══ MATERIAL SHOWN ══

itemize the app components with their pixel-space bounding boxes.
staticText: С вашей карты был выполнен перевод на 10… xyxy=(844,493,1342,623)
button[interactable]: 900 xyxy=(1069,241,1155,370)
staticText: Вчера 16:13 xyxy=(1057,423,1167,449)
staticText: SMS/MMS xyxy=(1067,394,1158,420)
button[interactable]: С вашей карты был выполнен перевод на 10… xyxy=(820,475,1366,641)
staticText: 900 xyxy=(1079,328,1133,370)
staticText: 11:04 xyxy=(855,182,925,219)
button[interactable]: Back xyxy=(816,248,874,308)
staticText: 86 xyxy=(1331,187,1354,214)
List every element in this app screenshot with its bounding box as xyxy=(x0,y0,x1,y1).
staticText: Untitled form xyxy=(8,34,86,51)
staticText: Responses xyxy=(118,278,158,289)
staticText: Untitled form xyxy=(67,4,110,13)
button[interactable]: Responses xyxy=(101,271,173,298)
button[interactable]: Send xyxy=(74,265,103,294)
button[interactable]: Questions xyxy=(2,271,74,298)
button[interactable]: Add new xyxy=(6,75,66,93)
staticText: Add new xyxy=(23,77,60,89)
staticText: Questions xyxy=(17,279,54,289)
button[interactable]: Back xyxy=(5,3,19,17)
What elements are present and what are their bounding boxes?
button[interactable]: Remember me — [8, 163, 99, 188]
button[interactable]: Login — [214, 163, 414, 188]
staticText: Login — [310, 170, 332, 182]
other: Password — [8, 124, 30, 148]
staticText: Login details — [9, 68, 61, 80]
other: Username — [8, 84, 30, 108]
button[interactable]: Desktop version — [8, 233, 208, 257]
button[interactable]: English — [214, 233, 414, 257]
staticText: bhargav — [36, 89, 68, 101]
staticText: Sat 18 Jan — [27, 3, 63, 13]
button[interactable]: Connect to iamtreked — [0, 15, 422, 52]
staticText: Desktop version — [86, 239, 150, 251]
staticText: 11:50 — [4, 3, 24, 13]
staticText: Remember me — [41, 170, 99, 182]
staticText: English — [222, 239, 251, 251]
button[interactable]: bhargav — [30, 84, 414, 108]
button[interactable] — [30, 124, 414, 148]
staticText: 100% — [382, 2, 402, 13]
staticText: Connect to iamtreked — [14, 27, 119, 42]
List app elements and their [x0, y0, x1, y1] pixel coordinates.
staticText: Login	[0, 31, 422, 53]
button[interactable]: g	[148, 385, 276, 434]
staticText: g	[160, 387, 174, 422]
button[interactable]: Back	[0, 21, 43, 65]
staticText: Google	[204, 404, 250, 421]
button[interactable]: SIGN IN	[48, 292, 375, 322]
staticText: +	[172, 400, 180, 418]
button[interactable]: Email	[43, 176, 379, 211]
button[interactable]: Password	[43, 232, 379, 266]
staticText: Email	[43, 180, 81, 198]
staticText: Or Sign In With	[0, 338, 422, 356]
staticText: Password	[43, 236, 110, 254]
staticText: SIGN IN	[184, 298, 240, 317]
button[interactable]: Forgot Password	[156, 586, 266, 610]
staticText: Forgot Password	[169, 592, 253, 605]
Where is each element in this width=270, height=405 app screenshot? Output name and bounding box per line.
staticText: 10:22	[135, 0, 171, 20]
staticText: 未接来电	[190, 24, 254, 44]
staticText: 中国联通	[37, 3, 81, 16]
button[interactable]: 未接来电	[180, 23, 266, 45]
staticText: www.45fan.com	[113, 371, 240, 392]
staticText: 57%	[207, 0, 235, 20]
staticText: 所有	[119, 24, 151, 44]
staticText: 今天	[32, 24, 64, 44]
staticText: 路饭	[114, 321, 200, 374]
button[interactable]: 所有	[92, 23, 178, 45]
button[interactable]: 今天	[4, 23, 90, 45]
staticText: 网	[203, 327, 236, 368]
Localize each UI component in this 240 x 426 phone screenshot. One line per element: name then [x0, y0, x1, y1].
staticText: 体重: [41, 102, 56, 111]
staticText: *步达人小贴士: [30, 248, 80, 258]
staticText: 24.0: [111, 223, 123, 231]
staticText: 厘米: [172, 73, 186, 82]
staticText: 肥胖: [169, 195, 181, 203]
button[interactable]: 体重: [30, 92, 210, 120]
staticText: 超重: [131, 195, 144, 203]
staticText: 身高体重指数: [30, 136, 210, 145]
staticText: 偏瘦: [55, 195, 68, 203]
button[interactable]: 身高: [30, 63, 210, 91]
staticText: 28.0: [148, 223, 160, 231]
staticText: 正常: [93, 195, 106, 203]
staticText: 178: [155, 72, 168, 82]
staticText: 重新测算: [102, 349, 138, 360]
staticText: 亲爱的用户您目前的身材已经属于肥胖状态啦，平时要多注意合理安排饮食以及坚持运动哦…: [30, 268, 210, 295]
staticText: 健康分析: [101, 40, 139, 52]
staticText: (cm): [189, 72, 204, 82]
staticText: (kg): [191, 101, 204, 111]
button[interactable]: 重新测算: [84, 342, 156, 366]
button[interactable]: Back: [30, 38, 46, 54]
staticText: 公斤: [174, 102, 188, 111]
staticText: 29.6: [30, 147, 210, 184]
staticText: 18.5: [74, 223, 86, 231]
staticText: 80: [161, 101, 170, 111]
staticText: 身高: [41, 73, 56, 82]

═══

* _TO DO_
Rewrite all of the items above with every "interactable" changed to "clickable" and nothing else altered.

* _FINISHED EXERCISE_
itemize the app components with their pixel-space bounding boxes.
staticText: С вашей карты был выполнен перевод на 10… xyxy=(844,493,1342,623)
button[clickable]: 900 xyxy=(1069,241,1155,370)
staticText: Вчера 16:13 xyxy=(1057,423,1167,449)
staticText: SMS/MMS xyxy=(1067,394,1158,420)
button[clickable]: С вашей карты был выполнен перевод на 10… xyxy=(820,475,1366,641)
staticText: 900 xyxy=(1079,328,1133,370)
staticText: 11:04 xyxy=(855,182,925,219)
button[clickable]: Back xyxy=(816,248,874,308)
staticText: 86 xyxy=(1331,187,1354,214)
List every element in this app screenshot with its bounding box as xyxy=(x0,y0,x1,y1).
staticText: Untitled form xyxy=(8,34,86,51)
staticText: Responses xyxy=(118,278,158,289)
staticText: Untitled form xyxy=(67,4,110,13)
button[clickable]: Responses xyxy=(101,271,173,298)
button[clickable]: Send xyxy=(74,265,103,294)
button[clickable]: Questions xyxy=(2,271,74,298)
button[clickable]: Add new xyxy=(6,75,66,93)
staticText: Add new xyxy=(23,77,60,89)
staticText: Questions xyxy=(17,279,54,289)
button[clickable]: Back xyxy=(5,3,19,17)
What elements are present and what are their bounding boxes?
button[clickable]: Remember me — [8, 163, 99, 188]
button[clickable]: Login — [214, 163, 414, 188]
staticText: Login — [310, 170, 332, 182]
other: Password — [8, 124, 30, 148]
staticText: Login details — [9, 68, 61, 80]
other: Username — [8, 84, 30, 108]
button[clickable]: Desktop version — [8, 233, 208, 257]
button[clickable]: English — [214, 233, 414, 257]
staticText: bhargav — [36, 89, 68, 101]
staticText: Sat 18 Jan — [27, 3, 63, 13]
button[clickable]: Connect to iamtreked — [0, 15, 422, 52]
staticText: Desktop version — [86, 239, 150, 251]
staticText: 11:50 — [4, 3, 24, 13]
staticText: Remember me — [41, 170, 99, 182]
staticText: English — [222, 239, 251, 251]
button[clickable]: bhargav — [30, 84, 414, 108]
button[clickable] — [30, 124, 414, 148]
staticText: 100% — [382, 2, 402, 13]
staticText: Connect to iamtreked — [14, 27, 119, 42]
List app elements and their [x0, y0, x1, y1] pixel coordinates.
staticText: Login	[0, 31, 422, 53]
button[clickable]: g	[148, 385, 276, 434]
staticText: g	[160, 387, 174, 422]
button[clickable]: Back	[0, 21, 43, 65]
staticText: Google	[204, 404, 250, 421]
button[clickable]: SIGN IN	[48, 292, 375, 322]
staticText: +	[172, 400, 180, 418]
button[clickable]: Email	[43, 176, 379, 211]
button[clickable]: Password	[43, 232, 379, 266]
staticText: Email	[43, 180, 81, 198]
staticText: Or Sign In With	[0, 338, 422, 356]
staticText: Password	[43, 236, 110, 254]
staticText: SIGN IN	[184, 298, 240, 317]
button[clickable]: Forgot Password	[156, 586, 266, 610]
staticText: Forgot Password	[169, 592, 253, 605]
Where is each element in this width=270, height=405 app screenshot? Output name and bounding box per line.
staticText: 10:22	[135, 0, 171, 20]
staticText: 未接来电	[190, 24, 254, 44]
staticText: 中国联通	[37, 3, 81, 16]
button[clickable]: 未接来电	[180, 23, 266, 45]
staticText: www.45fan.com	[113, 371, 240, 392]
staticText: 57%	[207, 0, 235, 20]
staticText: 所有	[119, 24, 151, 44]
staticText: 今天	[32, 24, 64, 44]
staticText: 路饭	[114, 321, 200, 374]
button[clickable]: 所有	[92, 23, 178, 45]
button[clickable]: 今天	[4, 23, 90, 45]
staticText: 网	[203, 327, 236, 368]
Localize each UI component in this 240 x 426 phone screenshot. One line per element: name then [x0, y0, x1, y1].
staticText: 体重: [41, 102, 56, 111]
staticText: *步达人小贴士: [30, 248, 80, 258]
staticText: 24.0: [111, 223, 123, 231]
staticText: 厘米: [172, 73, 186, 82]
staticText: 肥胖: [169, 195, 181, 203]
button[clickable]: 体重: [30, 92, 210, 120]
staticText: 超重: [131, 195, 144, 203]
staticText: 身高体重指数: [30, 136, 210, 145]
staticText: 偏瘦: [55, 195, 68, 203]
button[clickable]: 身高: [30, 63, 210, 91]
staticText: 28.0: [148, 223, 160, 231]
staticText: 正常: [93, 195, 106, 203]
staticText: 178: [155, 72, 168, 82]
staticText: 重新测算: [102, 349, 138, 360]
staticText: 亲爱的用户您目前的身材已经属于肥胖状态啦，平时要多注意合理安排饮食以及坚持运动哦…: [30, 268, 210, 295]
staticText: 健康分析: [101, 40, 139, 52]
staticText: (cm): [189, 72, 204, 82]
staticText: (kg): [191, 101, 204, 111]
button[clickable]: 重新测算: [84, 342, 156, 366]
button[clickable]: Back: [30, 38, 46, 54]
staticText: 公斤: [174, 102, 188, 111]
staticText: 29.6: [30, 147, 210, 184]
staticText: 18.5: [74, 223, 86, 231]
staticText: 80: [161, 101, 170, 111]
staticText: 身高: [41, 73, 56, 82]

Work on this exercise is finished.